EXERCISE BRIEF >>
Return each line of the material below verbatim, in its original order, without adding, dropping, or altering anything.

........

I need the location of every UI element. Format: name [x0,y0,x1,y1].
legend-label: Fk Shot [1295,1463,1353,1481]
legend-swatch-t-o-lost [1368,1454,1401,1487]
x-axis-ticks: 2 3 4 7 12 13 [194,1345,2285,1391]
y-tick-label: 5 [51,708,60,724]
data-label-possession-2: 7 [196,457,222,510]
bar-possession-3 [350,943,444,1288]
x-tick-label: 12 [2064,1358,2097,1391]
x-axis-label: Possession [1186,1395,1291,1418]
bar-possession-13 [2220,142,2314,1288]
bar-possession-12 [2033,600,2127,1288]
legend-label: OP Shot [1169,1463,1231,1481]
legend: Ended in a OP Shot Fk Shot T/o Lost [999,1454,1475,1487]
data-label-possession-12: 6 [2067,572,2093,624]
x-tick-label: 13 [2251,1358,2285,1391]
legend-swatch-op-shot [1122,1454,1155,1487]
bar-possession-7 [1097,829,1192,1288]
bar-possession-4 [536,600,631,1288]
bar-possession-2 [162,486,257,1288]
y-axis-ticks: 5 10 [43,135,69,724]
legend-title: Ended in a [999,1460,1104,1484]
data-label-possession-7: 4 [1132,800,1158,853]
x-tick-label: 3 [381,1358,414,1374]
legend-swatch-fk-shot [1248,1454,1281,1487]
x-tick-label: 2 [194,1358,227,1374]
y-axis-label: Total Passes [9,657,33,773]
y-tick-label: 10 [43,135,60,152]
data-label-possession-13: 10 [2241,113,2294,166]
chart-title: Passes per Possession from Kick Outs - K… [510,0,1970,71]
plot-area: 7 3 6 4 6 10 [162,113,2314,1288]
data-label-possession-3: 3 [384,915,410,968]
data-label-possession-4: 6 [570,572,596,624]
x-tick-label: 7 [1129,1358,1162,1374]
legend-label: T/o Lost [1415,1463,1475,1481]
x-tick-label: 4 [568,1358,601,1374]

........

OUTPUT >>
I need the location of every UI element. Format: name [x0,y0,x1,y1].
legend-label: Fk Shot [1295,1463,1353,1481]
legend-swatch-t-o-lost [1368,1454,1401,1487]
x-axis-ticks: 2 3 4 7 12 13 [194,1345,2285,1391]
y-tick-label: 5 [51,708,60,724]
data-label-possession-2: 7 [196,457,222,510]
bar-possession-3 [350,943,444,1288]
x-tick-label: 12 [2064,1358,2097,1391]
x-axis-label: Possession [1186,1395,1291,1418]
bar-possession-13 [2220,142,2314,1288]
bar-possession-12 [2033,600,2127,1288]
legend-label: OP Shot [1169,1463,1231,1481]
legend: Ended in a OP Shot Fk Shot T/o Lost [999,1454,1475,1487]
data-label-possession-12: 6 [2067,572,2093,624]
x-tick-label: 13 [2251,1358,2285,1391]
legend-swatch-op-shot [1122,1454,1155,1487]
bar-possession-7 [1097,829,1192,1288]
bar-possession-4 [536,600,631,1288]
bar-possession-2 [162,486,257,1288]
y-axis-ticks: 5 10 [43,135,69,724]
legend-title: Ended in a [999,1460,1104,1484]
data-label-possession-7: 4 [1132,800,1158,853]
x-tick-label: 3 [381,1358,414,1374]
legend-swatch-fk-shot [1248,1454,1281,1487]
x-tick-label: 2 [194,1358,227,1374]
y-axis-label: Total Passes [9,657,33,773]
y-tick-label: 10 [43,135,60,152]
data-label-possession-13: 10 [2241,113,2294,166]
chart-title: Passes per Possession from Kick Outs - K… [510,0,1970,71]
plot-area: 7 3 6 4 6 10 [162,113,2314,1288]
data-label-possession-3: 3 [384,915,410,968]
data-label-possession-4: 6 [570,572,596,624]
x-tick-label: 7 [1129,1358,1162,1374]
legend-label: T/o Lost [1415,1463,1475,1481]
x-tick-label: 4 [568,1358,601,1374]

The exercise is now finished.